■ **Problem to solve**:
Your answer should be a single number: the count of lines that include the word "this".

■ **Dataset rows**:
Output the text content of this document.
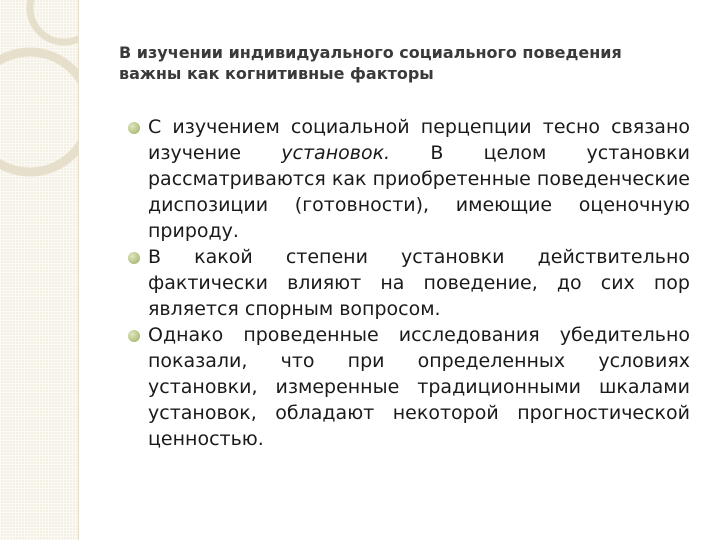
В изучении индивидуального социального поведения важны как когнитивные факторы
С изучением социальной перцепции тесно связано изучение установок. В целом установки рассматриваются как приобретенные поведенческие диспозиции (готовности), имеющие оценочную природу.
В какой степени установки действительно фактически влияют на поведение, до сих пор является спорным вопросом.
Однако проведенные исследования убедительно показали, что при определенных условиях установки, измеренные традиционными шкалами установок, обладают некоторой прогностической ценностью.
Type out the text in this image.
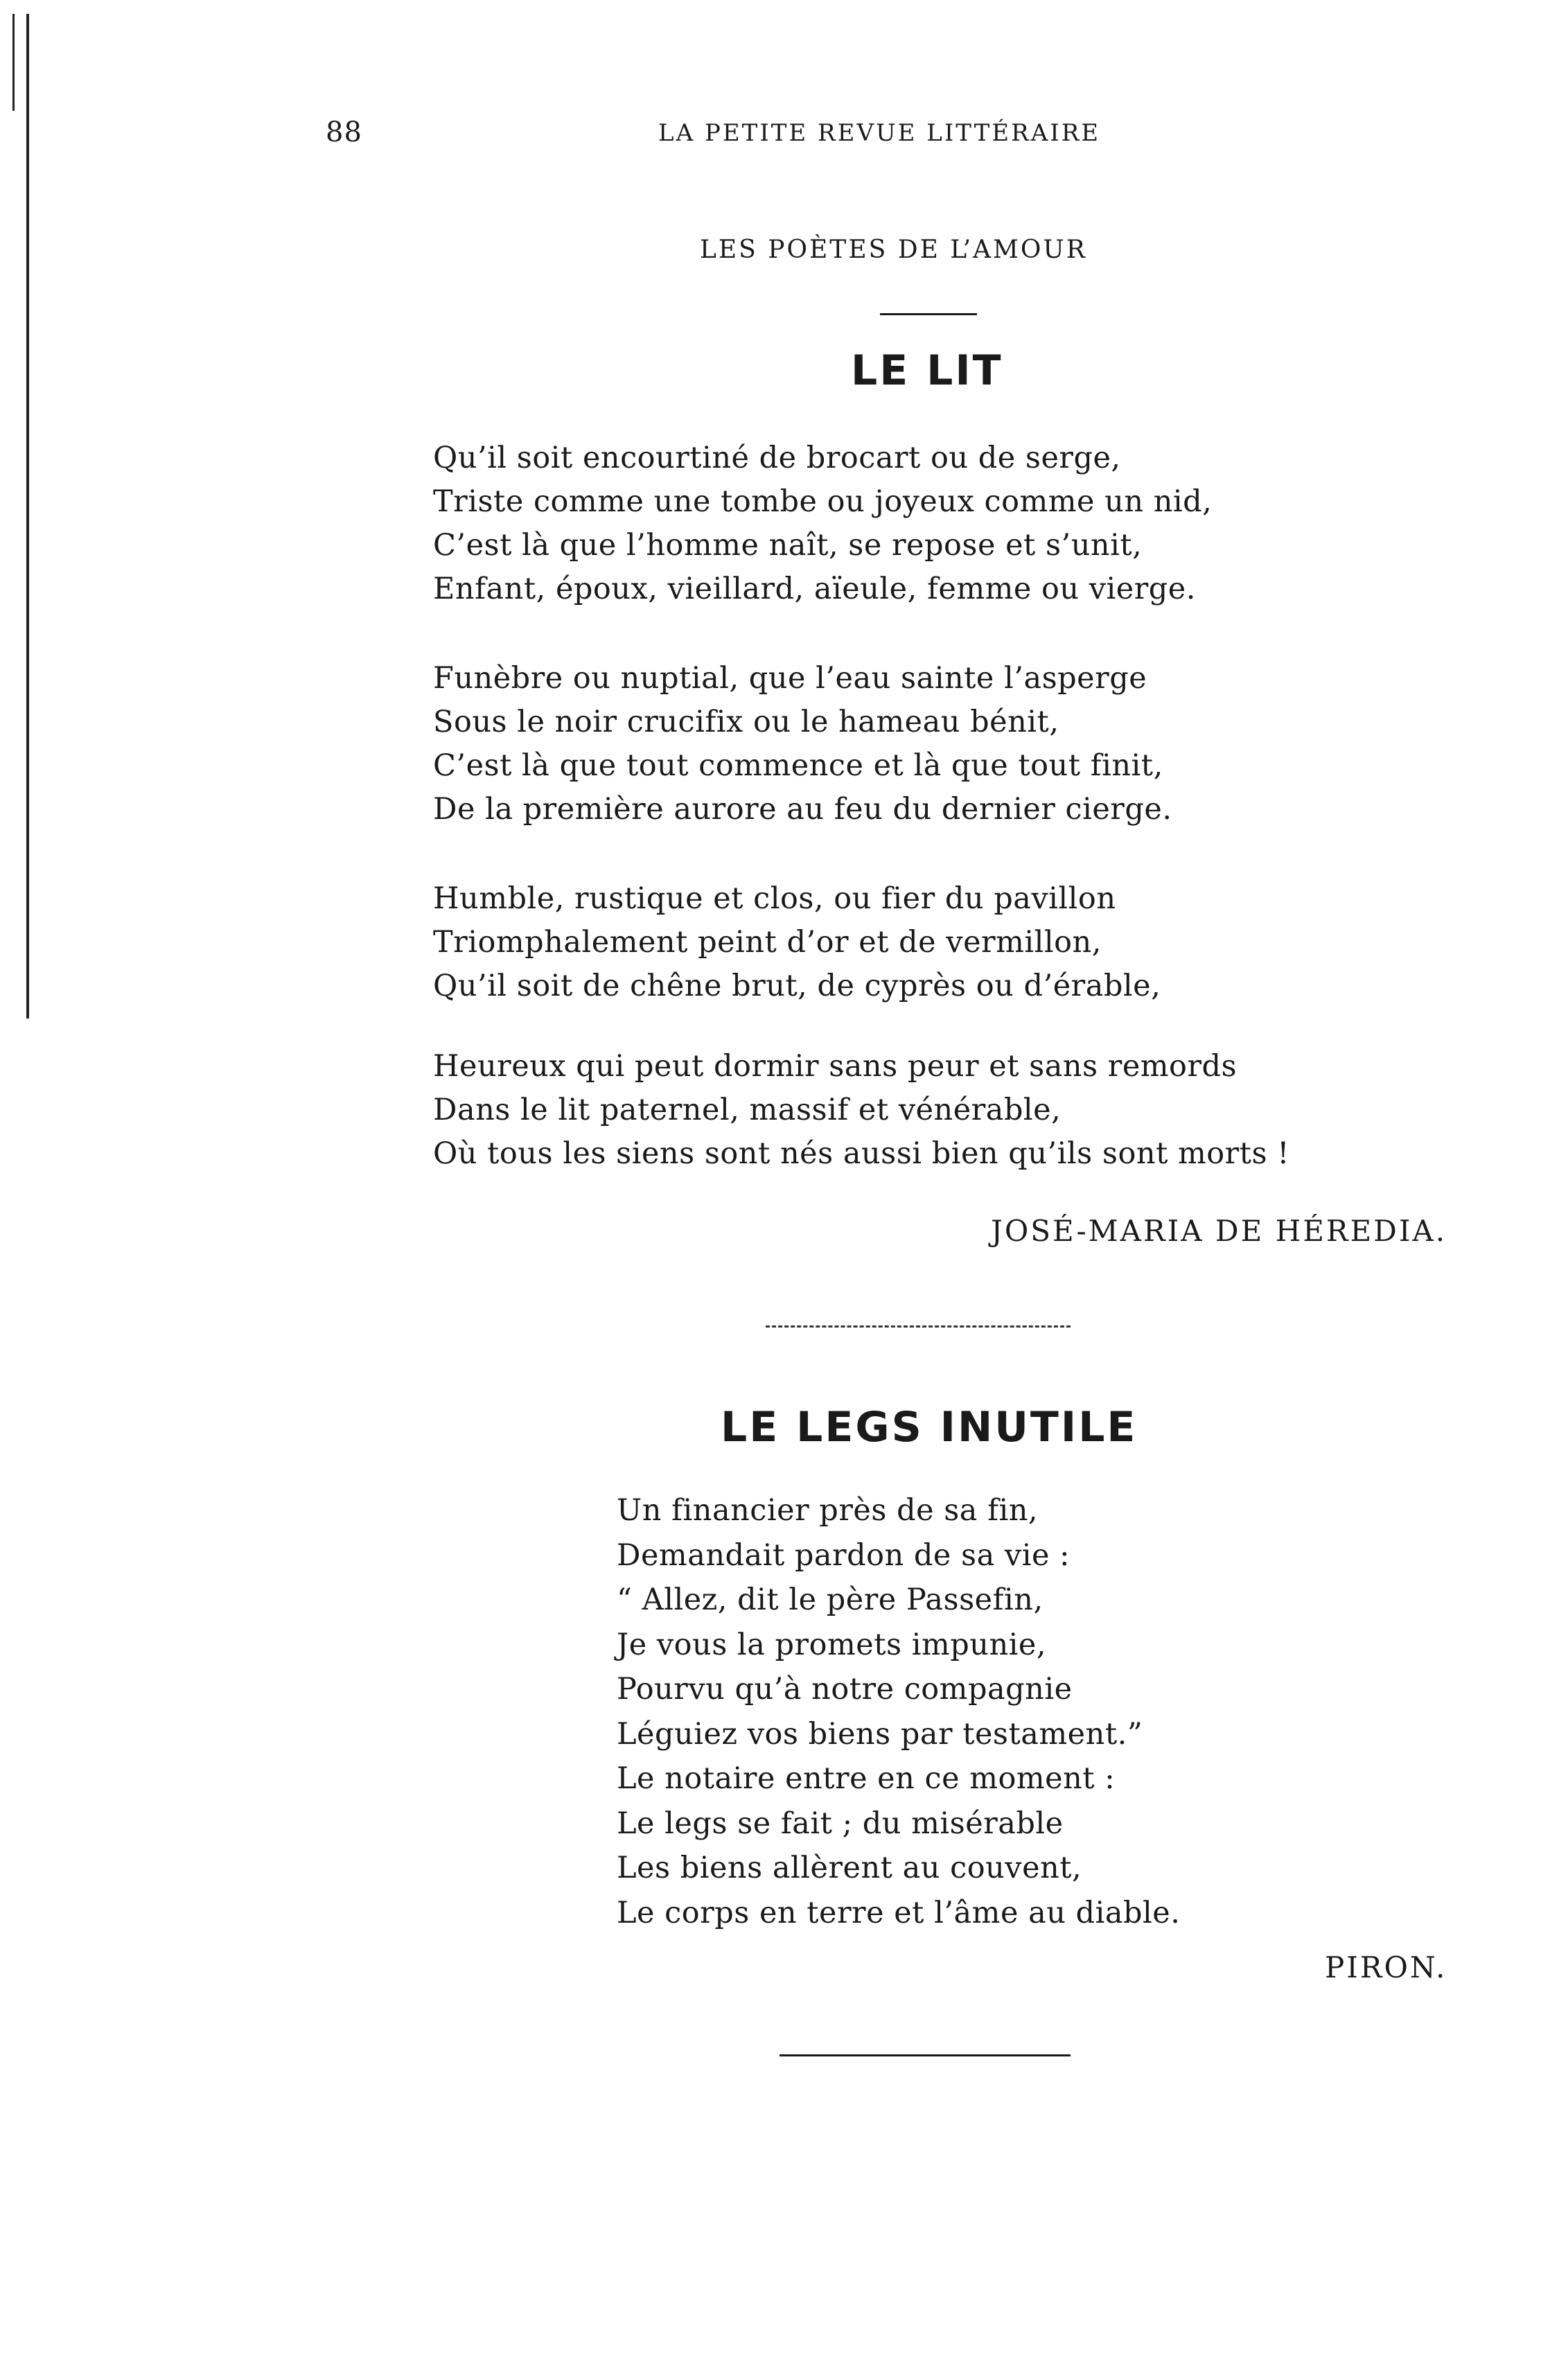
88	LA PETITE REVUE LITTÉRAIRE
LES POÈTES DE L’AMOUR
LE LIT
Qu’il soit encourtiné de brocart ou de serge,
Triste comme une tombe ou joyeux comme un nid,
C’est là que l’homme naît, se repose et s’unit,
Enfant, époux, vieillard, aïeule, femme ou vierge.
Funèbre ou nuptial, que l’eau sainte l’asperge
Sous le noir crucifix ou le hameau bénit,
C’est là que tout commence et là que tout finit,
De la première aurore au feu du dernier cierge.
Humble, rustique et clos, ou fier du pavillon
Triomphalement peint d’or et de vermillon,
Qu’il soit de chêne brut, de cyprès ou d’érable,
Heureux qui peut dormir sans peur et sans remords
Dans le lit paternel, massif et vénérable,
Où tous les siens sont nés aussi bien qu’ils sont morts !
JOSÉ-MARIA DE HÉREDIA.
LE LEGS INUTILE
Un financier près de sa fin,
Demandait pardon de sa vie :
“ Allez, dit le père Passefin,
Je vous la promets impunie,
Pourvu qu’à notre compagnie
Léguiez vos biens par testament.”
Le notaire entre en ce moment :
Le legs se fait ; du misérable
Les biens allèrent au couvent,
Le corps en terre et l’âme au diable.
PIRON.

■ **Reply to the exercise**:
2